(begin)

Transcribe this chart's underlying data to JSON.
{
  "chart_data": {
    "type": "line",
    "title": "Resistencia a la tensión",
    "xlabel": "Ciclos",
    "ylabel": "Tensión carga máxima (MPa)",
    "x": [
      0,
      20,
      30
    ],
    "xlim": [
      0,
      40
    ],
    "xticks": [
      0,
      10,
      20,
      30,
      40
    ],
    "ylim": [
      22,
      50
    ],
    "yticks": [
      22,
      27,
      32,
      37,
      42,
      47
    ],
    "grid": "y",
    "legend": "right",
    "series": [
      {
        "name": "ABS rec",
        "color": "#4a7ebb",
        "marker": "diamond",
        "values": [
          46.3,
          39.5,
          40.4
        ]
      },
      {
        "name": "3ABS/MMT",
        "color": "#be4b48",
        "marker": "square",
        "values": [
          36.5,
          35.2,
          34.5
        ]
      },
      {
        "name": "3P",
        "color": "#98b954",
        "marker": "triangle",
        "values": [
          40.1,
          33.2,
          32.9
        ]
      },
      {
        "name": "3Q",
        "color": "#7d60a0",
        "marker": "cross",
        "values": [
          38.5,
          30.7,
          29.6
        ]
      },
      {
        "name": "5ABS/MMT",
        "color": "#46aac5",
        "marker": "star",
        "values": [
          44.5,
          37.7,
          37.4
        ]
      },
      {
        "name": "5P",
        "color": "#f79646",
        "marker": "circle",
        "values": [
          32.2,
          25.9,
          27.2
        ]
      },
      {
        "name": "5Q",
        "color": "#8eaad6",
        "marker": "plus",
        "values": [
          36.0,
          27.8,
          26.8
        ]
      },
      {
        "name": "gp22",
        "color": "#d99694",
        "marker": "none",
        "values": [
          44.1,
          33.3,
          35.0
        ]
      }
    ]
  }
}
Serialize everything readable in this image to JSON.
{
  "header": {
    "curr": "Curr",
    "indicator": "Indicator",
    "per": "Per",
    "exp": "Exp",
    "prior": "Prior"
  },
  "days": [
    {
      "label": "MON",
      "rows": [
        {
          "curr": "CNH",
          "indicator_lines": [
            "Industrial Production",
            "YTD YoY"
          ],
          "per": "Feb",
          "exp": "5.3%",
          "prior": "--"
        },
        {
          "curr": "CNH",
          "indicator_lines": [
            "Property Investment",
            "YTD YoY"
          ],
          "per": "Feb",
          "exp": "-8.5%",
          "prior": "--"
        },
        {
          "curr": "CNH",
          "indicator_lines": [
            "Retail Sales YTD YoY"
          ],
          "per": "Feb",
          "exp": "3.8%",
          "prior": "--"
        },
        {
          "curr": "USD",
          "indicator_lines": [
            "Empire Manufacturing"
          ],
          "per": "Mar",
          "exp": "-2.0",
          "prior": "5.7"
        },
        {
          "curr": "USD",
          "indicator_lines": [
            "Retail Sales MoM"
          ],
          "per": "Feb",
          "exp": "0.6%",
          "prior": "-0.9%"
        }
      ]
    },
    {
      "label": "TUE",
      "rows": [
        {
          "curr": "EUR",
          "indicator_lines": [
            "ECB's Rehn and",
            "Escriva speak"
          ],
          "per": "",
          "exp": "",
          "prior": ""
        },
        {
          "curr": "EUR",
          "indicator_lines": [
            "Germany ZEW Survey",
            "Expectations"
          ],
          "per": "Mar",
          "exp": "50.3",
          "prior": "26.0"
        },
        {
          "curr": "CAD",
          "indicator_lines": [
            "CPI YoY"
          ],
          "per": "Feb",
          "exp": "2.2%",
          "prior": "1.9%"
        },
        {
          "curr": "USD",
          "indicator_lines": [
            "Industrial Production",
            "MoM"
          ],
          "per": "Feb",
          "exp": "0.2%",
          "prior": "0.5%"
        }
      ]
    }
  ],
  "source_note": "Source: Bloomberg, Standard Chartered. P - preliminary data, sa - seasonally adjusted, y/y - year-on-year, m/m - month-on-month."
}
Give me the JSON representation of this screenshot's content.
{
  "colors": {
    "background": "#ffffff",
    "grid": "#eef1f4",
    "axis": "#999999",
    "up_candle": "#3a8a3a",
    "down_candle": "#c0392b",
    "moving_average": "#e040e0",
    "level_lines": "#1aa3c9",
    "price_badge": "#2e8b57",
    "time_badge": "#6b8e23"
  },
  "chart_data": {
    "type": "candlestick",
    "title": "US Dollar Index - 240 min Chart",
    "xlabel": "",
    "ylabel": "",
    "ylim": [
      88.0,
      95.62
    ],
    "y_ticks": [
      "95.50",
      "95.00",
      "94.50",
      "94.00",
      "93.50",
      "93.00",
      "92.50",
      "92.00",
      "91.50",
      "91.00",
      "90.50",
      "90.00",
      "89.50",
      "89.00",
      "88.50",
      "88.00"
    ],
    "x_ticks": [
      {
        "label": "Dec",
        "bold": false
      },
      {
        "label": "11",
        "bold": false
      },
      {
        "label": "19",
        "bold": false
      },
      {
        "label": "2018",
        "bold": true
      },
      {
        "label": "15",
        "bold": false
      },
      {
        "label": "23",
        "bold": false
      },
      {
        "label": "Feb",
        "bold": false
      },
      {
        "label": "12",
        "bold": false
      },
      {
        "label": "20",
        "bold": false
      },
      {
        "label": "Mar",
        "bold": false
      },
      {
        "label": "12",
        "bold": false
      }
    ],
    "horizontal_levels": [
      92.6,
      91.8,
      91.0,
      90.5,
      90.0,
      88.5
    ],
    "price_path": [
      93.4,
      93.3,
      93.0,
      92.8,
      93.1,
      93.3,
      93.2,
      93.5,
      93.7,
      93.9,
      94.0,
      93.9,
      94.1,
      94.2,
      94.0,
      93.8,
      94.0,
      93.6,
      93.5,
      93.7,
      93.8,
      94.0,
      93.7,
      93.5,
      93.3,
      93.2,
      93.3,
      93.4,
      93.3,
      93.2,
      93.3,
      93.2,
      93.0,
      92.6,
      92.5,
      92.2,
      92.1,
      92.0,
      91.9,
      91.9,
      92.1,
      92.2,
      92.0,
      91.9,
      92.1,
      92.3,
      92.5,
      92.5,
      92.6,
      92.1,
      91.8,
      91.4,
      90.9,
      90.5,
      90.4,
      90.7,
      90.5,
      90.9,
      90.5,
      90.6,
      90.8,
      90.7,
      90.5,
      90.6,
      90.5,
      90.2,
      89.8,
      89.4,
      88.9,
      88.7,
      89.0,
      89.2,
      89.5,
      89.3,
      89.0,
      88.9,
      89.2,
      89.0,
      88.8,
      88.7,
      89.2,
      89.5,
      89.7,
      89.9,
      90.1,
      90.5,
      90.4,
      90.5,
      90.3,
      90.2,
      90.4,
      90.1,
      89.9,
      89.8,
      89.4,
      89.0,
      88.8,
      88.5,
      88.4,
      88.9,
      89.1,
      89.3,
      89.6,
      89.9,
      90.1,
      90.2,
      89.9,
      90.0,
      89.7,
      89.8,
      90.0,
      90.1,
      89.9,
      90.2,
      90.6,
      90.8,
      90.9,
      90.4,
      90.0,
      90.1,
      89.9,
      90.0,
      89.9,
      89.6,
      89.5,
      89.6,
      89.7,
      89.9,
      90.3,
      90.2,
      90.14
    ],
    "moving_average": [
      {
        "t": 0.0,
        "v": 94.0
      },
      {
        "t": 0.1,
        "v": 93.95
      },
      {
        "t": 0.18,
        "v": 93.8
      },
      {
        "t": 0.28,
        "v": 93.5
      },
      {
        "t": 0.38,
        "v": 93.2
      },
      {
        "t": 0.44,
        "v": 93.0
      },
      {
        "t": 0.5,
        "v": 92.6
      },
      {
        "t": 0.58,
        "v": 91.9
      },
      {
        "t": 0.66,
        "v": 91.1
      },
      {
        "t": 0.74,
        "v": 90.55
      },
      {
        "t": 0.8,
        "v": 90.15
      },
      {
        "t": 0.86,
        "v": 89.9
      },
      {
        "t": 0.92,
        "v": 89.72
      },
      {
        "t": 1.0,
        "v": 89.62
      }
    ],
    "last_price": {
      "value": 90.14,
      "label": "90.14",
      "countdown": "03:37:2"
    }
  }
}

(end)

> [DIRECTIONS]
Every line that holds the word "Retail" should be extracted.

> [OUTPUT]
            "Retail Sales YTD YoY"
            "Retail Sales MoM"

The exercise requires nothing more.